PROBLEM REQUIREMENTS: Copy whichever lines contain the string "screenshot".

DATA TO PROCESS:
- - - - - - -

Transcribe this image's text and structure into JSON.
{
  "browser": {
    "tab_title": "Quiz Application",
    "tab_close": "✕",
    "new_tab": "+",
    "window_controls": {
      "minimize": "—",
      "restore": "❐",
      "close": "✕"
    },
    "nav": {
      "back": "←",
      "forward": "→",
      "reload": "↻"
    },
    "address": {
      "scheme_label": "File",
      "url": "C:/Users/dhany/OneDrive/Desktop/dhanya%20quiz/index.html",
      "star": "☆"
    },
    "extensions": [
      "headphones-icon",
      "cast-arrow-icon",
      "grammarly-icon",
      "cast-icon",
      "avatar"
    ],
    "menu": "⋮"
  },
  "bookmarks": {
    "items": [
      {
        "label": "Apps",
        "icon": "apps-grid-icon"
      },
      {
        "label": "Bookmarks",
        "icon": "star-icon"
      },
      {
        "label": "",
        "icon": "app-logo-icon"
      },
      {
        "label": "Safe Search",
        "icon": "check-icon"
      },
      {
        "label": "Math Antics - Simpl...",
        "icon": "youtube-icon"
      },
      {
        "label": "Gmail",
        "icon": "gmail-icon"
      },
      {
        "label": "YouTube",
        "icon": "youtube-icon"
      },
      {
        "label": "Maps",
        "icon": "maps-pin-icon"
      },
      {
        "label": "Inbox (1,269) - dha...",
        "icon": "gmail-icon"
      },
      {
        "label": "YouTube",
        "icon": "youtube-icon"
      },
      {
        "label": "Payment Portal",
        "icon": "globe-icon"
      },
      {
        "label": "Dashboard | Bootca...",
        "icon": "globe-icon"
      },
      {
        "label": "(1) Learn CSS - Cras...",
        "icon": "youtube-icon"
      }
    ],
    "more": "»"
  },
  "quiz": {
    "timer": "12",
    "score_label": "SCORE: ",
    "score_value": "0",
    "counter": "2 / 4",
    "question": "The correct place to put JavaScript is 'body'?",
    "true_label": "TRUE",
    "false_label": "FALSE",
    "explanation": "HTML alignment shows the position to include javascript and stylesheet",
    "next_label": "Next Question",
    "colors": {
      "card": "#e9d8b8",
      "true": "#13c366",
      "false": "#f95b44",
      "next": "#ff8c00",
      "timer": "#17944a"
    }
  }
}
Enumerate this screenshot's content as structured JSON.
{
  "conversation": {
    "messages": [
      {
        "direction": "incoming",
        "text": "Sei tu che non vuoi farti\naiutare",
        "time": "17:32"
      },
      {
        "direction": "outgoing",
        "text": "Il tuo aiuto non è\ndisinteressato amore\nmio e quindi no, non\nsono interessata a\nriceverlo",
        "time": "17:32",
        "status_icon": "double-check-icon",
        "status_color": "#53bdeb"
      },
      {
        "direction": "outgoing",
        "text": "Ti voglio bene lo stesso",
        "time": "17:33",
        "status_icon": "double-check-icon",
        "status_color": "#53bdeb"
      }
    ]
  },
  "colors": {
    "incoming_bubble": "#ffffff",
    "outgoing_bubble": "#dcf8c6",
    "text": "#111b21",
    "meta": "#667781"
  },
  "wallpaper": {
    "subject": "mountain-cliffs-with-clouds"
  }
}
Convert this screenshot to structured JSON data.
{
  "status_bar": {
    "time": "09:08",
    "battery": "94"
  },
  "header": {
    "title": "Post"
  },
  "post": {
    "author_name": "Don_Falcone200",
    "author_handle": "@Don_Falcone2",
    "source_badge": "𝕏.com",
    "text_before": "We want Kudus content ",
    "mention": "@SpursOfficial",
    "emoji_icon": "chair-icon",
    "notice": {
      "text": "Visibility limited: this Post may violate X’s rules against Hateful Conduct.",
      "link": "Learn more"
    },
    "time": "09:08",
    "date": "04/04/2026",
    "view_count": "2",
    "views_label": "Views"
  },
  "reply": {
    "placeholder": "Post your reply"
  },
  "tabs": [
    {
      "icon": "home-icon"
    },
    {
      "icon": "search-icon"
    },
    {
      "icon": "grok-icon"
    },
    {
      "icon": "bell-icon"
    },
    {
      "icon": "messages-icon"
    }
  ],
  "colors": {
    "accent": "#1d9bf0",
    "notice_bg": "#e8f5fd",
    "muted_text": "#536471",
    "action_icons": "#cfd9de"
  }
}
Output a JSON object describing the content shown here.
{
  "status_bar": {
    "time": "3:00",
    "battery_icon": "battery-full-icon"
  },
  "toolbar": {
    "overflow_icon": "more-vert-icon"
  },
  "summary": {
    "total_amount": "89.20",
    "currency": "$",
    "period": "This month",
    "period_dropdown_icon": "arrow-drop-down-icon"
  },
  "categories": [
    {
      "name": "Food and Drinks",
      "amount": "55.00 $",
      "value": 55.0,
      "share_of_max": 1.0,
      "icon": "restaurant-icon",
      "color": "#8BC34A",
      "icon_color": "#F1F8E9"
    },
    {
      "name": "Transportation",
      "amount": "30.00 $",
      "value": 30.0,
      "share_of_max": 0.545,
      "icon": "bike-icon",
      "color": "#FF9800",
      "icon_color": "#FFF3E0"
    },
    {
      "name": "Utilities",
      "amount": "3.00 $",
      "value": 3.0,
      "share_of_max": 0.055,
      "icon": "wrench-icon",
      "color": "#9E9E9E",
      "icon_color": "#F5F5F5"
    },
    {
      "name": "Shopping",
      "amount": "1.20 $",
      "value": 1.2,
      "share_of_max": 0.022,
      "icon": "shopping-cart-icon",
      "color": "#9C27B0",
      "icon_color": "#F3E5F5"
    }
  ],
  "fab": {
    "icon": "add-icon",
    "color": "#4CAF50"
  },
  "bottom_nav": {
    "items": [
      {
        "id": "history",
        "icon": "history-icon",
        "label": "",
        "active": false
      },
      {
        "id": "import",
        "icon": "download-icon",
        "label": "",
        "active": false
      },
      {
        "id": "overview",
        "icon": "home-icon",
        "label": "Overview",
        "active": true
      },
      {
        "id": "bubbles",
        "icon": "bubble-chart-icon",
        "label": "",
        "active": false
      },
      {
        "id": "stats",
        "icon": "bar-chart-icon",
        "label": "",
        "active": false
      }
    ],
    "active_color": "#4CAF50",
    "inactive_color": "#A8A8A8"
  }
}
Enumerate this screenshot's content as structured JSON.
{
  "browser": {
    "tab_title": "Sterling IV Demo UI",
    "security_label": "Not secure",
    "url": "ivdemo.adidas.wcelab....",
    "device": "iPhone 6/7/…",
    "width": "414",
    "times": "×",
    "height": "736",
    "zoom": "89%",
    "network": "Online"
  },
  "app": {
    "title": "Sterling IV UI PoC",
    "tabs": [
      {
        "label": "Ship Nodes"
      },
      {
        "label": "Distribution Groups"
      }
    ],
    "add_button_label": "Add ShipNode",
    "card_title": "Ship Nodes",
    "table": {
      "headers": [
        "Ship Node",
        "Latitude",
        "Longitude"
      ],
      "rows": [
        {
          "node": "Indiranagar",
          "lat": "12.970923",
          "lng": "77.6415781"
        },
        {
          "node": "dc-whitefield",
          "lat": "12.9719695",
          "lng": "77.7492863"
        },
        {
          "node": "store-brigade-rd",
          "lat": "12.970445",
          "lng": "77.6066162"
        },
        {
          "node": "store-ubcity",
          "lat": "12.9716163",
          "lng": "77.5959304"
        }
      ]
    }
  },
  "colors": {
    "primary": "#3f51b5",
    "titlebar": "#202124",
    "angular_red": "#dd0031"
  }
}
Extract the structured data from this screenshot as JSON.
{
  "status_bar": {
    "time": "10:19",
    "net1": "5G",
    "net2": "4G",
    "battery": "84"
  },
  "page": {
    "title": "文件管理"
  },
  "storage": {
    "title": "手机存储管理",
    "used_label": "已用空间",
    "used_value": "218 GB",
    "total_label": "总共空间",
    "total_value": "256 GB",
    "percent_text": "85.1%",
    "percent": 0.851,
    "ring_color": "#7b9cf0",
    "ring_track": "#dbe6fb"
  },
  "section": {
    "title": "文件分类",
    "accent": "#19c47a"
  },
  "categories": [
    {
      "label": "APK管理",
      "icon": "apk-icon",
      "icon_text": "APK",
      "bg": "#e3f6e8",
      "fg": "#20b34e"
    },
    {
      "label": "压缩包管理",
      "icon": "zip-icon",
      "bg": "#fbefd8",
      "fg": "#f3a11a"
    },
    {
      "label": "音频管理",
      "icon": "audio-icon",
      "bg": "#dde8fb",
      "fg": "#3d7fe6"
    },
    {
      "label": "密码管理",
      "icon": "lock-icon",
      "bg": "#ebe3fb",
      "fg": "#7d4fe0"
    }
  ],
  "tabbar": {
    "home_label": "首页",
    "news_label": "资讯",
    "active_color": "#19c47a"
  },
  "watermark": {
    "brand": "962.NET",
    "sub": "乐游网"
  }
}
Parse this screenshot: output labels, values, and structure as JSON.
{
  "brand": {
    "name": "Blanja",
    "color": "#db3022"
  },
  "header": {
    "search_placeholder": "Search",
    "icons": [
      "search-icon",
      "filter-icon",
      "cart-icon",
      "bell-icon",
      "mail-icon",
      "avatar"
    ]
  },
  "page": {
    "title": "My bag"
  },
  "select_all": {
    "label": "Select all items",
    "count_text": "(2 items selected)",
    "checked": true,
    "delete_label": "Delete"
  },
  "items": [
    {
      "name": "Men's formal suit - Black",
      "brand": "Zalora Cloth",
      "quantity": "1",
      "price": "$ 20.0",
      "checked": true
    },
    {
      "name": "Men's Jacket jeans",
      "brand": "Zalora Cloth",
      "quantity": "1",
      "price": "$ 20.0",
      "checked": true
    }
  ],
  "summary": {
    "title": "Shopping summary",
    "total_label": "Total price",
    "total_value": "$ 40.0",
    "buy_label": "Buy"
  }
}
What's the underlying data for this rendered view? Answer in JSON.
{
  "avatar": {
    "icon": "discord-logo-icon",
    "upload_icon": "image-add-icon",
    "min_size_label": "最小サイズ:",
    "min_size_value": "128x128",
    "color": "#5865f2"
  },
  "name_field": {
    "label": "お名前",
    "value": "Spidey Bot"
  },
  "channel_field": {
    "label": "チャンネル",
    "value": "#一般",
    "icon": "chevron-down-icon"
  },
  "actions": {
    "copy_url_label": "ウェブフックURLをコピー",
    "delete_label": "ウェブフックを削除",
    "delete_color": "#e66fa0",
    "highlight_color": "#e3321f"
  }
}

- - - - - - -

PROBLEM SOLUTION:
Enumerate this screenshot's content as structured JSON.
Convert this screenshot to structured JSON data.
Enumerate this screenshot's content as structured JSON.
Extract the structured data from this screenshot as JSON.
Parse this screenshot: output labels, values, and structure as JSON.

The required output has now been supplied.